Document text:
• • • •

4, on the road from Murfreesboro to Shelbyville; an Ohio officer's impressions of Middle Tennessee
Resumed the march at seven o'clock in the morning, the Third [Regiment] in advance. At one place on the road a young negro, perhaps eighteen years old, broke from his hiding in the woods, and with hat in hand and a broad grin on his face, came running to me. "Massa," said he, "I wants to go wid you." "I am sorry, my boy, that I can not take you. I am not permitted to do it." The light went out in the poor fellow's eyes in a moment, and, putting on his slouch hat, he went away sorrowful enough. It seems cruel to turn our backs on these, our only friends. If a dog came up wagging his tail at sight of us, we could not help liking him better than the master, who not only looks sullen and cross at our approach, but in his heart desires our destruction.
As we approach the Alabama line we find fewer, but handsomer houses; larger plantations, and negroes more numerous. We saw droves of women working in the fields. When their ears caught the first notes of the music, they would drop the hoe and come running to the road, their faces all aglow with pleasure. May we not hope that their darkened minds caught glimpses of the sun and a better life, now rising for them?
* * * *
We entered Shelbyville at noon. There were more Union people here than at Murfreesboro, and we saw many glad faces as we marched through the streets. The band made the sky ring with music, and the regiment deported splendidly. one old woman clapped her hands and thanked heaven that we had come at last. Apparently almost wild with joy, she shouted after us, "God be with you!"
We went into camp on [the] Duck river, one mile from town.
Beatty, Citizen Soldier, pp. 124-125
4, Capture of Federal soldiers at Starnes' Mill
No circumstantial reports filed.
CHAPEL HILL, April 5, 1863--8 p. m.
Lieut.-Gen. POLK, Shelbyville, Tenn.:
GEN.: My scouts have just returned from College Grove. They report that Col. [J. W.] Starnes captured a party of the enemy at Starnes' Mill yesterday evening. The enemy were in line of battle at College Grove nearly all day. Col. Starnes, who camped there last night, retired this morning. Scouts entered the town about half an hour after the enemy left, and reported their number between 300 and 500.
No infantry crossed the river.

• • • •

Data extract:
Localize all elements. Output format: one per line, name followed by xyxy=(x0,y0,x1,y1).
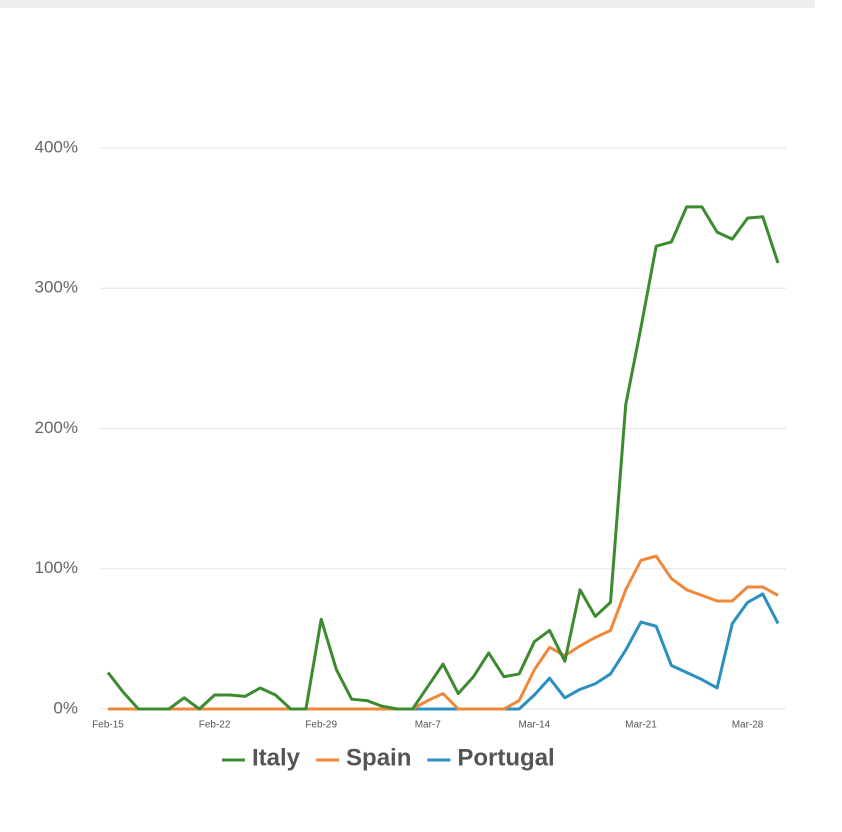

• • • •

Exercise 1: In the 1863 Tennessee text, how far from town was the camp on the Duck River?
Exercise 2: Pick up the 1863 Tennessee text after its last sentence and continue it.
The lines after the 1863 Tennessee text are separate material and have no connection to it.

Exercise output 1: One mile from Shelbyville.

Exercise output 2:
JOSIAH PATTERSON, Col. Cavalry Regt.
MRS. GLASCOCK'S, Woodbury Road, April 5, 1863--8.45 p. m.
Maj. D. G. REED, Assistant Adjutant-Gen., and
Maj.-Gen. WHEELER, Cmdg. Cavalry Corps, McMinnville, Tenn.:
I drove in the rear, about 5 p. m., of the force that came out from Woodbury this morning. It proved to be a regiment of infantry, with a small cavalry force, to draw me out into the ambuscade they had prepared.
At that hour (5 p. m.) they had no force on this side of Woodbury. I have information of only one regiment of infantry being at Woodbury. The cavalry force there has gone up the Short Mountain road, probably as high as Smithville. With that information, I moved to this point, with a view to prevent a force coming in my rear from Short Mountain.
I received a dispatch late this morning from Lieut.-Col. [J. M.] Bounds, commanding the Eleventh Texas, stating that that regiment and the Third Confederate, under Lieut.-Col. [W. N.] Estes, were at Jacksborough, and would encamp 3 miles nearer McMinnville than that point, and, if I needed their assistance, they would come here before proceeding to McMinnville.
I would respectfully ask of the major-general to grant me the privilege of taking my own and those two regiments, and go to-morrow morning, by way either of Smithville or by Woodbury, on the Short Mountain road, and see what can be done with the cavalry force that has gone there. I would like to have an immediate answer. I would respectfully ask the major-general to permit me to order Capt. [J. W.] Nichol, Company G, of my command, to my regiment. It is at Bradyville. I would like to have the latest information that you have in reference to Gen. Morgan's position at present. I have a scout out toward the Short Mountain road, and as soon as it comes in I will send you another dispatch. I also have one on the other flank.
I am, major, very respectfully, &c.,
BAXTER SMITH, Col., Cmdg. Fourth Tennessee Cavalry.
P. S.--It is impossible for me to give information to the command at Smithville or Liberty of any movements of the enemy under present circumstances, unless they are sent by McMinnville.
OR, Ser. I, Vol. 23. pt. II, pp. 739-740.
4, Report to President Jefferson Davis' office regarding subsistence difficulties of Army of Tennessee; bank-notes vs. CSA Treasury notes
OFFICE GEN. PURCHASING COMMISSARY.
Atlanta, Ga., April 4, 1863.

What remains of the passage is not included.